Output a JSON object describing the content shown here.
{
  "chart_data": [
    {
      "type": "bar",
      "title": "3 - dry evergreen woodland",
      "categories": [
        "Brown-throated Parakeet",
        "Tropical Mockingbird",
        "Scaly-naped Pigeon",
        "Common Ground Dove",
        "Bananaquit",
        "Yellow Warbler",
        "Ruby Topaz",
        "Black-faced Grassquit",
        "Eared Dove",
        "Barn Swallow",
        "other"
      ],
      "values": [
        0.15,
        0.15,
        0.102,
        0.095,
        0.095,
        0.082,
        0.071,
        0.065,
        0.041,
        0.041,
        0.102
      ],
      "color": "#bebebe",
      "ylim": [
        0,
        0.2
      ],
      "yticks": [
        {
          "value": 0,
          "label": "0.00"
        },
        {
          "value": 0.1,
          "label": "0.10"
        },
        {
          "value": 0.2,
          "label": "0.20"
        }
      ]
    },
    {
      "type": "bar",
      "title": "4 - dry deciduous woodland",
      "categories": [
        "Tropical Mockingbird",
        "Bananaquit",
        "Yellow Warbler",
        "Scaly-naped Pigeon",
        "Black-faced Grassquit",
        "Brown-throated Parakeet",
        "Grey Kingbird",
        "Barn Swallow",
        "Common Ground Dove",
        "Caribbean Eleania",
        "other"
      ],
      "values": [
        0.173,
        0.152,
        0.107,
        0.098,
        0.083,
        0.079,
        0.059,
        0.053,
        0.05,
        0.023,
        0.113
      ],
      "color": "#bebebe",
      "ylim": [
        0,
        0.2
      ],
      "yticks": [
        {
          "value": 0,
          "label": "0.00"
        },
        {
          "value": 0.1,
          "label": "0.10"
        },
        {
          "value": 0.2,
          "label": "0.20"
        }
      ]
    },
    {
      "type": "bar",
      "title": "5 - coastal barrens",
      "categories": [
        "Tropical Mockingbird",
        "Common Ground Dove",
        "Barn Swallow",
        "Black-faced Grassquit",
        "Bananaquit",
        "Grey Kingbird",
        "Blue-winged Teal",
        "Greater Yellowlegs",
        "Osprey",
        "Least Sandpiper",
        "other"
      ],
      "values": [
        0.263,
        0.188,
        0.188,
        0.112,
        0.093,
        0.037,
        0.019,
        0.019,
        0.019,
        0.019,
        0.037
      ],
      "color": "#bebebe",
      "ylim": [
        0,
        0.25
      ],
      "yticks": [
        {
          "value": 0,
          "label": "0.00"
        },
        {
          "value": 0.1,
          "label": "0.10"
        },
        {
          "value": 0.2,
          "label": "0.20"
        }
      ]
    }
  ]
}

•••

Return the material in full, exactly as shown.

__Response to this exercise__
Output a JSON object describing the content shown here.
{
  "chart_data": [
    {
      "type": "bar",
      "title": "3 - dry evergreen woodland",
      "categories": [
        "Brown-throated Parakeet",
        "Tropical Mockingbird",
        "Scaly-naped Pigeon",
        "Common Ground Dove",
        "Bananaquit",
        "Yellow Warbler",
        "Ruby Topaz",
        "Black-faced Grassquit",
        "Eared Dove",
        "Barn Swallow",
        "other"
      ],
      "values": [
        0.15,
        0.15,
        0.102,
        0.095,
        0.095,
        0.082,
        0.071,
        0.065,
        0.041,
        0.041,
        0.102
      ],
      "color": "#bebebe",
      "ylim": [
        0,
        0.2
      ],
      "yticks": [
        {
          "value": 0,
          "label": "0.00"
        },
        {
          "value": 0.1,
          "label": "0.10"
        },
        {
          "value": 0.2,
          "label": "0.20"
        }
      ]
    },
    {
      "type": "bar",
      "title": "4 - dry deciduous woodland",
      "categories": [
        "Tropical Mockingbird",
        "Bananaquit",
        "Yellow Warbler",
        "Scaly-naped Pigeon",
        "Black-faced Grassquit",
        "Brown-throated Parakeet",
        "Grey Kingbird",
        "Barn Swallow",
        "Common Ground Dove",
        "Caribbean Eleania",
        "other"
      ],
      "values": [
        0.173,
        0.152,
        0.107,
        0.098,
        0.083,
        0.079,
        0.059,
        0.053,
        0.05,
        0.023,
        0.113
      ],
      "color": "#bebebe",
      "ylim": [
        0,
        0.2
      ],
      "yticks": [
        {
          "value": 0,
          "label": "0.00"
        },
        {
          "value": 0.1,
          "label": "0.10"
        },
        {
          "value": 0.2,
          "label": "0.20"
        }
      ]
    },
    {
      "type": "bar",
      "title": "5 - coastal barrens",
      "categories": [
        "Tropical Mockingbird",
        "Common Ground Dove",
        "Barn Swallow",
        "Black-faced Grassquit",
        "Bananaquit",
        "Grey Kingbird",
        "Blue-winged Teal",
        "Greater Yellowlegs",
        "Osprey",
        "Least Sandpiper",
        "other"
      ],
      "values": [
        0.263,
        0.188,
        0.188,
        0.112,
        0.093,
        0.037,
        0.019,
        0.019,
        0.019,
        0.019,
        0.037
      ],
      "color": "#bebebe",
      "ylim": [
        0,
        0.25
      ],
      "yticks": [
        {
          "value": 0,
          "label": "0.00"
        },
        {
          "value": 0.1,
          "label": "0.10"
        },
        {
          "value": 0.2,
          "label": "0.20"
        }
      ]
    }
  ]
}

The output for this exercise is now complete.